WHAT YOU NEED TO DO: Every entry below should be transcribed exactly; pictures stay out of the copy.

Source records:

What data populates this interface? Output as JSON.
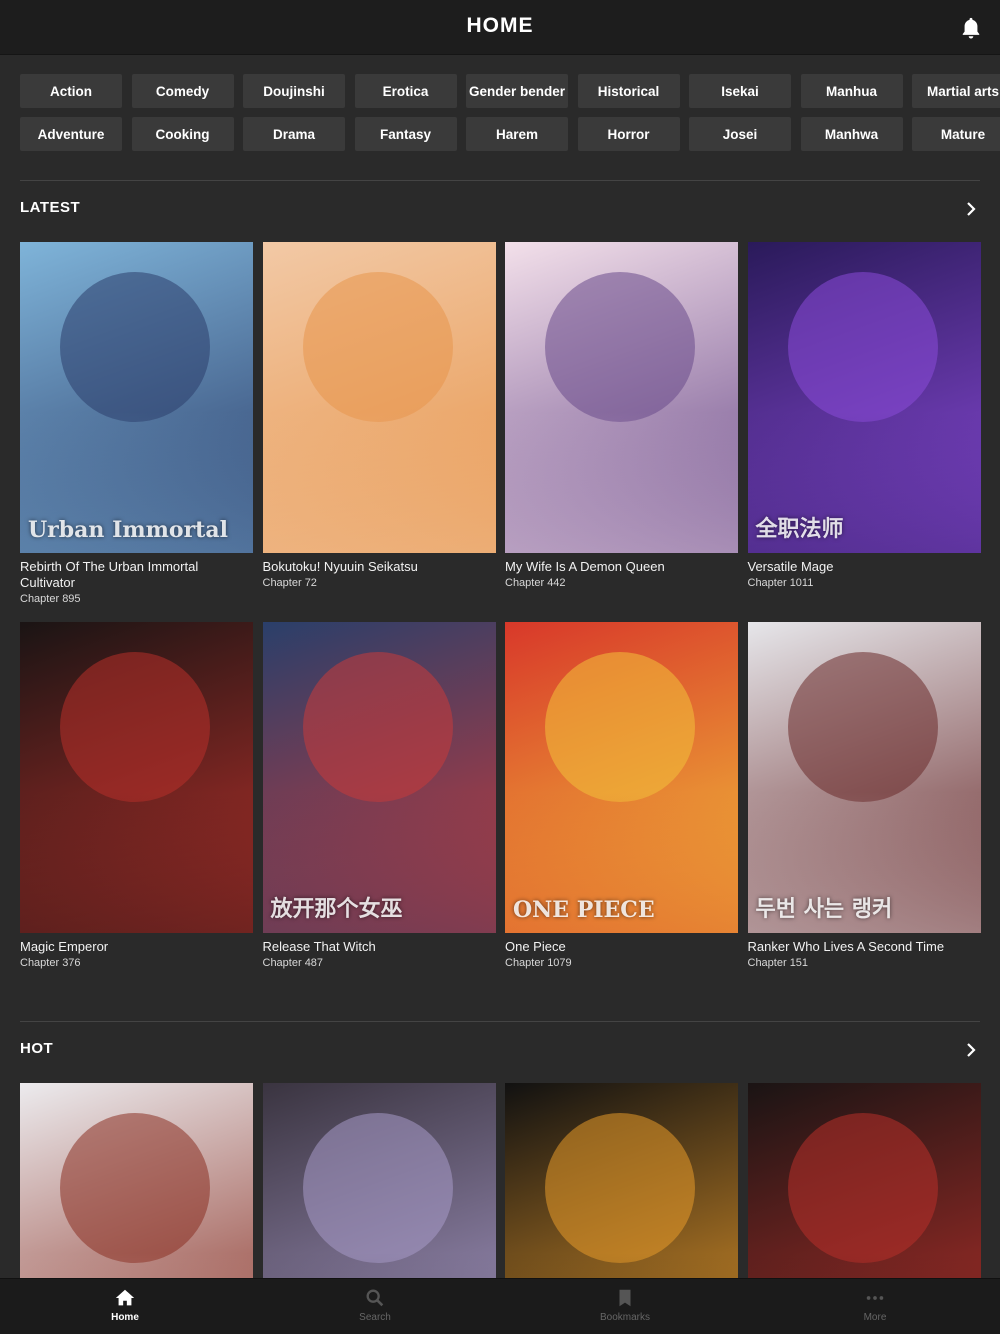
{
  "header": {
    "title": "HOME",
    "bell_icon": "bell-icon"
  },
  "genres": {
    "row1": [
      "Action",
      "Comedy",
      "Doujinshi",
      "Erotica",
      "Gender bender",
      "Historical",
      "Isekai",
      "Manhua",
      "Martial arts"
    ],
    "row2": [
      "Adventure",
      "Cooking",
      "Drama",
      "Fantasy",
      "Harem",
      "Horror",
      "Josei",
      "Manhwa",
      "Mature"
    ]
  },
  "latest": {
    "label": "LATEST",
    "items": [
      {
        "name": "Rebirth Of The Urban Immortal Cultivator",
        "chapter": "Chapter 895",
        "cover_text": "Urban Immortal",
        "colors": [
          "#7fb4d9",
          "#2c3e6b"
        ]
      },
      {
        "name": "Bokutoku! Nyuuin Seikatsu",
        "chapter": "Chapter 72",
        "cover_text": "",
        "colors": [
          "#f2c9a6",
          "#e8964c"
        ]
      },
      {
        "name": "My Wife Is A Demon Queen",
        "chapter": "Chapter 442",
        "cover_text": "",
        "colors": [
          "#f3e0ea",
          "#6a4a8a"
        ]
      },
      {
        "name": "Versatile Mage",
        "chapter": "Chapter 1011",
        "cover_text": "全职法师",
        "colors": [
          "#2a1a5a",
          "#8a4ad8"
        ]
      },
      {
        "name": "Magic Emperor",
        "chapter": "Chapter 376",
        "cover_text": "",
        "colors": [
          "#1a1414",
          "#b8302a"
        ]
      },
      {
        "name": "Release That Witch",
        "chapter": "Chapter 487",
        "cover_text": "放开那个女巫",
        "colors": [
          "#2a3f6a",
          "#c83a3a"
        ]
      },
      {
        "name": "One Piece",
        "chapter": "Chapter 1079",
        "cover_text": "ONE PIECE",
        "colors": [
          "#d8382a",
          "#f2c13a"
        ]
      },
      {
        "name": "Ranker Who Lives A Second Time",
        "chapter": "Chapter 151",
        "cover_text": "두번 사는 랭커",
        "colors": [
          "#e6e6ea",
          "#6a2a2a"
        ]
      }
    ]
  },
  "hot": {
    "label": "HOT",
    "items": [
      {
        "colors": [
          "#ecebee",
          "#8a2f22"
        ]
      },
      {
        "colors": [
          "#3a3440",
          "#a89ac8"
        ]
      },
      {
        "colors": [
          "#111111",
          "#e89a2a"
        ]
      },
      {
        "colors": [
          "#1a1414",
          "#b8302a"
        ]
      }
    ]
  },
  "tabbar": {
    "tabs": [
      {
        "label": "Home",
        "icon": "home-icon"
      },
      {
        "label": "Search",
        "icon": "search-icon"
      },
      {
        "label": "Bookmarks",
        "icon": "bookmark-icon"
      },
      {
        "label": "More",
        "icon": "more-icon"
      }
    ]
  }
}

THE ANSWER:
What data populates this interface? Output as JSON.
{
  "header": {
    "title": "HOME",
    "bell_icon": "bell-icon"
  },
  "genres": {
    "row1": [
      "Action",
      "Comedy",
      "Doujinshi",
      "Erotica",
      "Gender bender",
      "Historical",
      "Isekai",
      "Manhua",
      "Martial arts"
    ],
    "row2": [
      "Adventure",
      "Cooking",
      "Drama",
      "Fantasy",
      "Harem",
      "Horror",
      "Josei",
      "Manhwa",
      "Mature"
    ]
  },
  "latest": {
    "label": "LATEST",
    "items": [
      {
        "name": "Rebirth Of The Urban Immortal Cultivator",
        "chapter": "Chapter 895",
        "cover_text": "Urban Immortal",
        "colors": [
          "#7fb4d9",
          "#2c3e6b"
        ]
      },
      {
        "name": "Bokutoku! Nyuuin Seikatsu",
        "chapter": "Chapter 72",
        "cover_text": "",
        "colors": [
          "#f2c9a6",
          "#e8964c"
        ]
      },
      {
        "name": "My Wife Is A Demon Queen",
        "chapter": "Chapter 442",
        "cover_text": "",
        "colors": [
          "#f3e0ea",
          "#6a4a8a"
        ]
      },
      {
        "name": "Versatile Mage",
        "chapter": "Chapter 1011",
        "cover_text": "全职法师",
        "colors": [
          "#2a1a5a",
          "#8a4ad8"
        ]
      },
      {
        "name": "Magic Emperor",
        "chapter": "Chapter 376",
        "cover_text": "",
        "colors": [
          "#1a1414",
          "#b8302a"
        ]
      },
      {
        "name": "Release That Witch",
        "chapter": "Chapter 487",
        "cover_text": "放开那个女巫",
        "colors": [
          "#2a3f6a",
          "#c83a3a"
        ]
      },
      {
        "name": "One Piece",
        "chapter": "Chapter 1079",
        "cover_text": "ONE PIECE",
        "colors": [
          "#d8382a",
          "#f2c13a"
        ]
      },
      {
        "name": "Ranker Who Lives A Second Time",
        "chapter": "Chapter 151",
        "cover_text": "두번 사는 랭커",
        "colors": [
          "#e6e6ea",
          "#6a2a2a"
        ]
      }
    ]
  },
  "hot": {
    "label": "HOT",
    "items": [
      {
        "colors": [
          "#ecebee",
          "#8a2f22"
        ]
      },
      {
        "colors": [
          "#3a3440",
          "#a89ac8"
        ]
      },
      {
        "colors": [
          "#111111",
          "#e89a2a"
        ]
      },
      {
        "colors": [
          "#1a1414",
          "#b8302a"
        ]
      }
    ]
  },
  "tabbar": {
    "tabs": [
      {
        "label": "Home",
        "icon": "home-icon"
      },
      {
        "label": "Search",
        "icon": "search-icon"
      },
      {
        "label": "Bookmarks",
        "icon": "bookmark-icon"
      },
      {
        "label": "More",
        "icon": "more-icon"
      }
    ]
  }
}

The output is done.